Recorded information:
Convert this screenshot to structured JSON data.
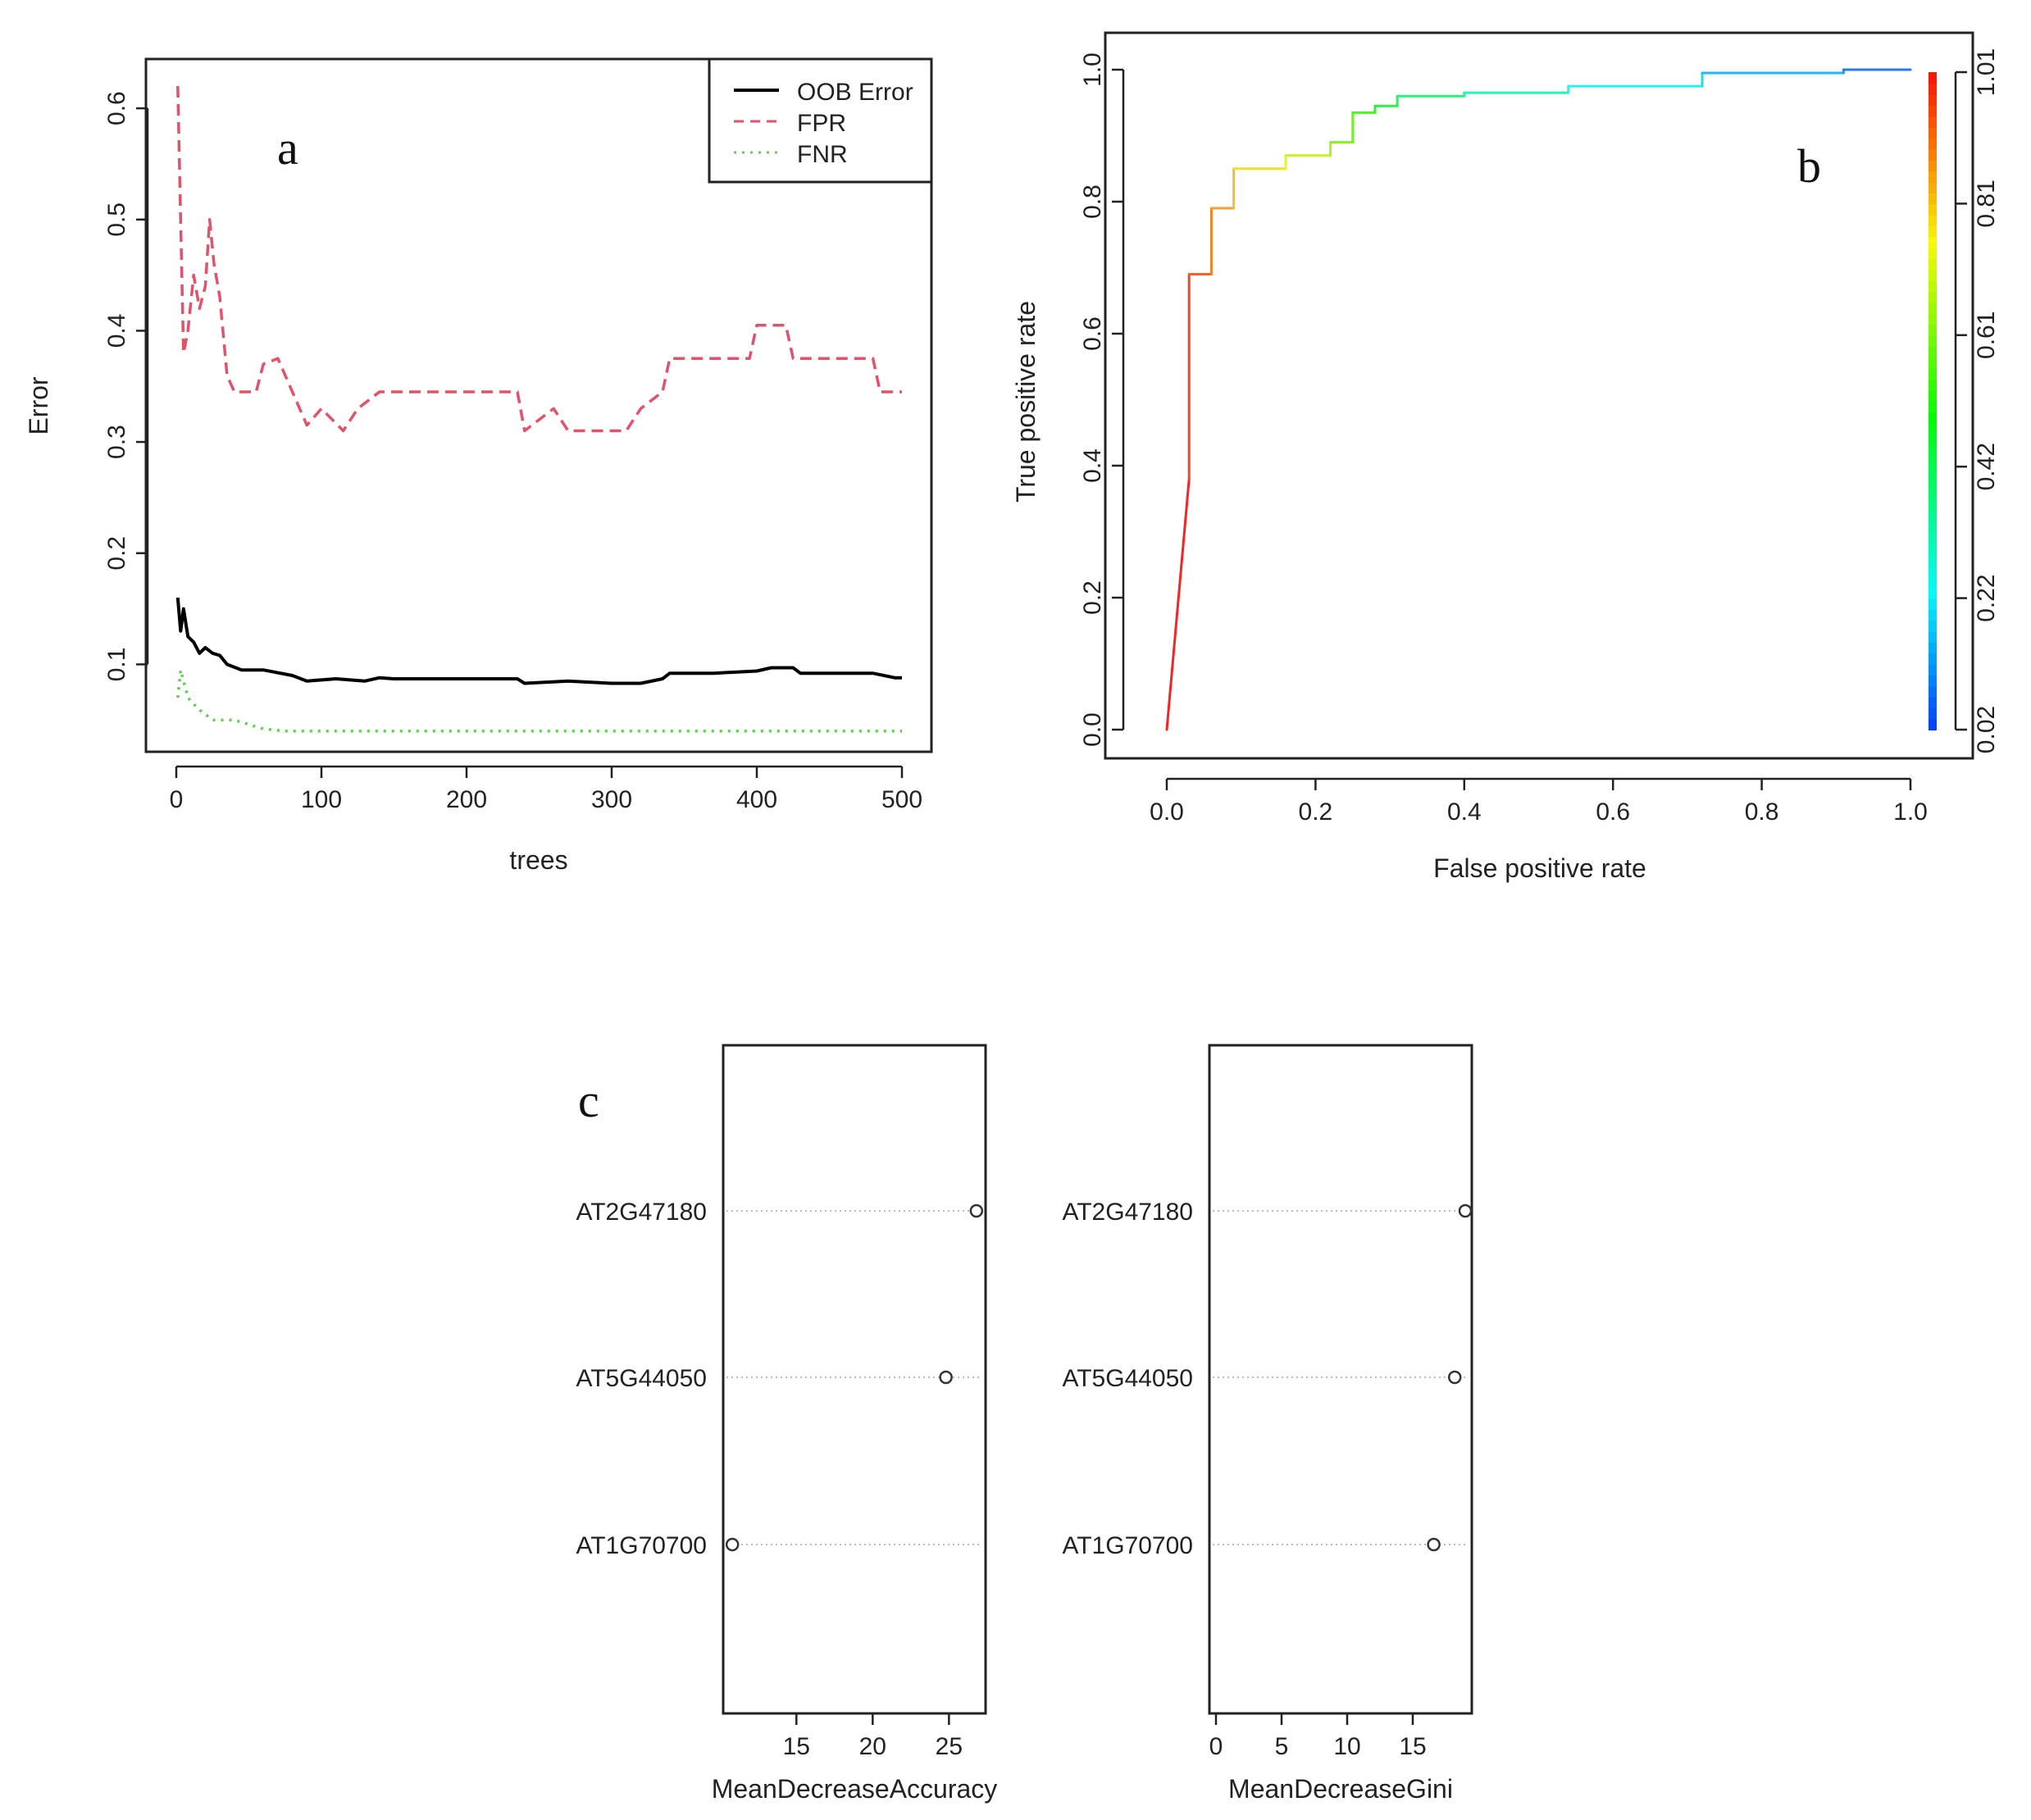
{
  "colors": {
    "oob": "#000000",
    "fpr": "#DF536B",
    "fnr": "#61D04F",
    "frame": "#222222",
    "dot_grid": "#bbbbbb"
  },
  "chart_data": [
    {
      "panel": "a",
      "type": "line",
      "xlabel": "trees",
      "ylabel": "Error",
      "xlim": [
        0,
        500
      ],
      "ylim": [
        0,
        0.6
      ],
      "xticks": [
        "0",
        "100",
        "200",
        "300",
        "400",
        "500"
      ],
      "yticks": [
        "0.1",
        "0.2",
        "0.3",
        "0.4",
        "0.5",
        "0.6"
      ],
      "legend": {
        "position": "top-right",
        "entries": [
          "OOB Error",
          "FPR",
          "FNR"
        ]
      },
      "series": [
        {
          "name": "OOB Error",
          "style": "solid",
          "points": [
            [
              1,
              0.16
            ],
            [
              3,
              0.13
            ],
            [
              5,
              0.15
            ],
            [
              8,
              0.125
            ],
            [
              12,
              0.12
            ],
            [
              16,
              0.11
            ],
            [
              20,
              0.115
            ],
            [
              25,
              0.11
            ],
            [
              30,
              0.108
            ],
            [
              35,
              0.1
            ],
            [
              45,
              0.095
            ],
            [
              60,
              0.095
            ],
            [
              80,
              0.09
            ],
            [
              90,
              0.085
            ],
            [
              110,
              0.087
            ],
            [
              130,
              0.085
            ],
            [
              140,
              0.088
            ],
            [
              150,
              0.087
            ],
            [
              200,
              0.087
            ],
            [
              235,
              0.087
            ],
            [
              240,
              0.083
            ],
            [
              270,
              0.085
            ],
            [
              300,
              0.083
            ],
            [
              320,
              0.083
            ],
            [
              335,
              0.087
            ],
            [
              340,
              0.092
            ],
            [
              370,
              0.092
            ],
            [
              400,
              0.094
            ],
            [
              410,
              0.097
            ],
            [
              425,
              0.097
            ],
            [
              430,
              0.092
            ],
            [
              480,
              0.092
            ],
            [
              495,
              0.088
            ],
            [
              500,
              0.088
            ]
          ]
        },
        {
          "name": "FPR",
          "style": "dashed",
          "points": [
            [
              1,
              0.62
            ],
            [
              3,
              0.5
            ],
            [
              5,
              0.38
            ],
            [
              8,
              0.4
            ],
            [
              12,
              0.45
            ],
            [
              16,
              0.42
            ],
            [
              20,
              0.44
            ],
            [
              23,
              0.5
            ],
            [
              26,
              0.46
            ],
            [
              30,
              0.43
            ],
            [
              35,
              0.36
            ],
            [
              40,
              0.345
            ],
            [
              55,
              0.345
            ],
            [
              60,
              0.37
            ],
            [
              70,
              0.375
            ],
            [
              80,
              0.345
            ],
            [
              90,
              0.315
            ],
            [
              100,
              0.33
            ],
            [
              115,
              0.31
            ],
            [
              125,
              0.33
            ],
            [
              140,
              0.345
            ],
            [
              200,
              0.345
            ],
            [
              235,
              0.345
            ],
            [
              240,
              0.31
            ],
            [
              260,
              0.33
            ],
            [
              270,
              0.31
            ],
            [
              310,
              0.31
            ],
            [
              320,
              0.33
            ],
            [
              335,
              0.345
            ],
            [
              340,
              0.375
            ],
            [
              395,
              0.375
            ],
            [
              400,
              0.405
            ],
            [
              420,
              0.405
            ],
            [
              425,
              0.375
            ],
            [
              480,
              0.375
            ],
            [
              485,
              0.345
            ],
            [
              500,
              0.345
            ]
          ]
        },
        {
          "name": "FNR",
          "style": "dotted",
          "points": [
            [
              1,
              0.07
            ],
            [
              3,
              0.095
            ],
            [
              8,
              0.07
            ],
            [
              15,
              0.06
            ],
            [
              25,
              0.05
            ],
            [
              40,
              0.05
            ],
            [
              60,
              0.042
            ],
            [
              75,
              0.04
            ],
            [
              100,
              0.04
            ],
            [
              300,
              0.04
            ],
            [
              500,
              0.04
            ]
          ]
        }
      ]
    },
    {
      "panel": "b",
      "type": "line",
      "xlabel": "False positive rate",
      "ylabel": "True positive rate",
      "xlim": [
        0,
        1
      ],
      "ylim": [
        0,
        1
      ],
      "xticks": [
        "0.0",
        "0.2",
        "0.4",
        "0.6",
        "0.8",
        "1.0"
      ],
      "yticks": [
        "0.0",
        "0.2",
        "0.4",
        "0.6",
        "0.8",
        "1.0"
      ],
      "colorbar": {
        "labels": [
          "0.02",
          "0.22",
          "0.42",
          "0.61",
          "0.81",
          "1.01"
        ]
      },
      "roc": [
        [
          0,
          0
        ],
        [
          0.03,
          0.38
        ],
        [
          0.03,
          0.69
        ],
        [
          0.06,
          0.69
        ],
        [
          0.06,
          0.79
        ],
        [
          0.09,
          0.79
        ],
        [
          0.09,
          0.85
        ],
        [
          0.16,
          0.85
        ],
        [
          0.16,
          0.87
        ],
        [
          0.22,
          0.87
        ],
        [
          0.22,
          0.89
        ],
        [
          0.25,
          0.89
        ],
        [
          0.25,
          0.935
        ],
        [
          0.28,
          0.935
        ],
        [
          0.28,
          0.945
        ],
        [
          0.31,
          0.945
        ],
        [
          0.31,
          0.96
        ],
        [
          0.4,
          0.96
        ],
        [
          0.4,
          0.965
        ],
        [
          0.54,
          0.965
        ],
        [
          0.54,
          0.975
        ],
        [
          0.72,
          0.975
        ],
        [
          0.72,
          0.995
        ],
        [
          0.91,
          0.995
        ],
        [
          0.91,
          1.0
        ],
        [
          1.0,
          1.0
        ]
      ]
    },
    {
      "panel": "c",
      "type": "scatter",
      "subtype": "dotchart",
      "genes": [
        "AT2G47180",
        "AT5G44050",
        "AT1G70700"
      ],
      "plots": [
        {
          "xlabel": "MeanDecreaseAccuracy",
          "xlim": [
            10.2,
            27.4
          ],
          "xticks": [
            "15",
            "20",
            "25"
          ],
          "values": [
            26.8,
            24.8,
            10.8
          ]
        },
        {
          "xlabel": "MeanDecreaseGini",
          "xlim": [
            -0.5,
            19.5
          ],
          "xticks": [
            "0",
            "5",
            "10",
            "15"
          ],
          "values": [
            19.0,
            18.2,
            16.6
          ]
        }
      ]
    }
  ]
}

Work instructions: Your answer must be an exact copy of the entries above, with no pictures in it.

Reply:
Convert this screenshot to structured JSON data.
{
  "colors": {
    "oob": "#000000",
    "fpr": "#DF536B",
    "fnr": "#61D04F",
    "frame": "#222222",
    "dot_grid": "#bbbbbb"
  },
  "chart_data": [
    {
      "panel": "a",
      "type": "line",
      "xlabel": "trees",
      "ylabel": "Error",
      "xlim": [
        0,
        500
      ],
      "ylim": [
        0,
        0.6
      ],
      "xticks": [
        "0",
        "100",
        "200",
        "300",
        "400",
        "500"
      ],
      "yticks": [
        "0.1",
        "0.2",
        "0.3",
        "0.4",
        "0.5",
        "0.6"
      ],
      "legend": {
        "position": "top-right",
        "entries": [
          "OOB Error",
          "FPR",
          "FNR"
        ]
      },
      "series": [
        {
          "name": "OOB Error",
          "style": "solid",
          "points": [
            [
              1,
              0.16
            ],
            [
              3,
              0.13
            ],
            [
              5,
              0.15
            ],
            [
              8,
              0.125
            ],
            [
              12,
              0.12
            ],
            [
              16,
              0.11
            ],
            [
              20,
              0.115
            ],
            [
              25,
              0.11
            ],
            [
              30,
              0.108
            ],
            [
              35,
              0.1
            ],
            [
              45,
              0.095
            ],
            [
              60,
              0.095
            ],
            [
              80,
              0.09
            ],
            [
              90,
              0.085
            ],
            [
              110,
              0.087
            ],
            [
              130,
              0.085
            ],
            [
              140,
              0.088
            ],
            [
              150,
              0.087
            ],
            [
              200,
              0.087
            ],
            [
              235,
              0.087
            ],
            [
              240,
              0.083
            ],
            [
              270,
              0.085
            ],
            [
              300,
              0.083
            ],
            [
              320,
              0.083
            ],
            [
              335,
              0.087
            ],
            [
              340,
              0.092
            ],
            [
              370,
              0.092
            ],
            [
              400,
              0.094
            ],
            [
              410,
              0.097
            ],
            [
              425,
              0.097
            ],
            [
              430,
              0.092
            ],
            [
              480,
              0.092
            ],
            [
              495,
              0.088
            ],
            [
              500,
              0.088
            ]
          ]
        },
        {
          "name": "FPR",
          "style": "dashed",
          "points": [
            [
              1,
              0.62
            ],
            [
              3,
              0.5
            ],
            [
              5,
              0.38
            ],
            [
              8,
              0.4
            ],
            [
              12,
              0.45
            ],
            [
              16,
              0.42
            ],
            [
              20,
              0.44
            ],
            [
              23,
              0.5
            ],
            [
              26,
              0.46
            ],
            [
              30,
              0.43
            ],
            [
              35,
              0.36
            ],
            [
              40,
              0.345
            ],
            [
              55,
              0.345
            ],
            [
              60,
              0.37
            ],
            [
              70,
              0.375
            ],
            [
              80,
              0.345
            ],
            [
              90,
              0.315
            ],
            [
              100,
              0.33
            ],
            [
              115,
              0.31
            ],
            [
              125,
              0.33
            ],
            [
              140,
              0.345
            ],
            [
              200,
              0.345
            ],
            [
              235,
              0.345
            ],
            [
              240,
              0.31
            ],
            [
              260,
              0.33
            ],
            [
              270,
              0.31
            ],
            [
              310,
              0.31
            ],
            [
              320,
              0.33
            ],
            [
              335,
              0.345
            ],
            [
              340,
              0.375
            ],
            [
              395,
              0.375
            ],
            [
              400,
              0.405
            ],
            [
              420,
              0.405
            ],
            [
              425,
              0.375
            ],
            [
              480,
              0.375
            ],
            [
              485,
              0.345
            ],
            [
              500,
              0.345
            ]
          ]
        },
        {
          "name": "FNR",
          "style": "dotted",
          "points": [
            [
              1,
              0.07
            ],
            [
              3,
              0.095
            ],
            [
              8,
              0.07
            ],
            [
              15,
              0.06
            ],
            [
              25,
              0.05
            ],
            [
              40,
              0.05
            ],
            [
              60,
              0.042
            ],
            [
              75,
              0.04
            ],
            [
              100,
              0.04
            ],
            [
              300,
              0.04
            ],
            [
              500,
              0.04
            ]
          ]
        }
      ]
    },
    {
      "panel": "b",
      "type": "line",
      "xlabel": "False positive rate",
      "ylabel": "True positive rate",
      "xlim": [
        0,
        1
      ],
      "ylim": [
        0,
        1
      ],
      "xticks": [
        "0.0",
        "0.2",
        "0.4",
        "0.6",
        "0.8",
        "1.0"
      ],
      "yticks": [
        "0.0",
        "0.2",
        "0.4",
        "0.6",
        "0.8",
        "1.0"
      ],
      "colorbar": {
        "labels": [
          "0.02",
          "0.22",
          "0.42",
          "0.61",
          "0.81",
          "1.01"
        ]
      },
      "roc": [
        [
          0,
          0
        ],
        [
          0.03,
          0.38
        ],
        [
          0.03,
          0.69
        ],
        [
          0.06,
          0.69
        ],
        [
          0.06,
          0.79
        ],
        [
          0.09,
          0.79
        ],
        [
          0.09,
          0.85
        ],
        [
          0.16,
          0.85
        ],
        [
          0.16,
          0.87
        ],
        [
          0.22,
          0.87
        ],
        [
          0.22,
          0.89
        ],
        [
          0.25,
          0.89
        ],
        [
          0.25,
          0.935
        ],
        [
          0.28,
          0.935
        ],
        [
          0.28,
          0.945
        ],
        [
          0.31,
          0.945
        ],
        [
          0.31,
          0.96
        ],
        [
          0.4,
          0.96
        ],
        [
          0.4,
          0.965
        ],
        [
          0.54,
          0.965
        ],
        [
          0.54,
          0.975
        ],
        [
          0.72,
          0.975
        ],
        [
          0.72,
          0.995
        ],
        [
          0.91,
          0.995
        ],
        [
          0.91,
          1.0
        ],
        [
          1.0,
          1.0
        ]
      ]
    },
    {
      "panel": "c",
      "type": "scatter",
      "subtype": "dotchart",
      "genes": [
        "AT2G47180",
        "AT5G44050",
        "AT1G70700"
      ],
      "plots": [
        {
          "xlabel": "MeanDecreaseAccuracy",
          "xlim": [
            10.2,
            27.4
          ],
          "xticks": [
            "15",
            "20",
            "25"
          ],
          "values": [
            26.8,
            24.8,
            10.8
          ]
        },
        {
          "xlabel": "MeanDecreaseGini",
          "xlim": [
            -0.5,
            19.5
          ],
          "xticks": [
            "0",
            "5",
            "10",
            "15"
          ],
          "values": [
            19.0,
            18.2,
            16.6
          ]
        }
      ]
    }
  ]
}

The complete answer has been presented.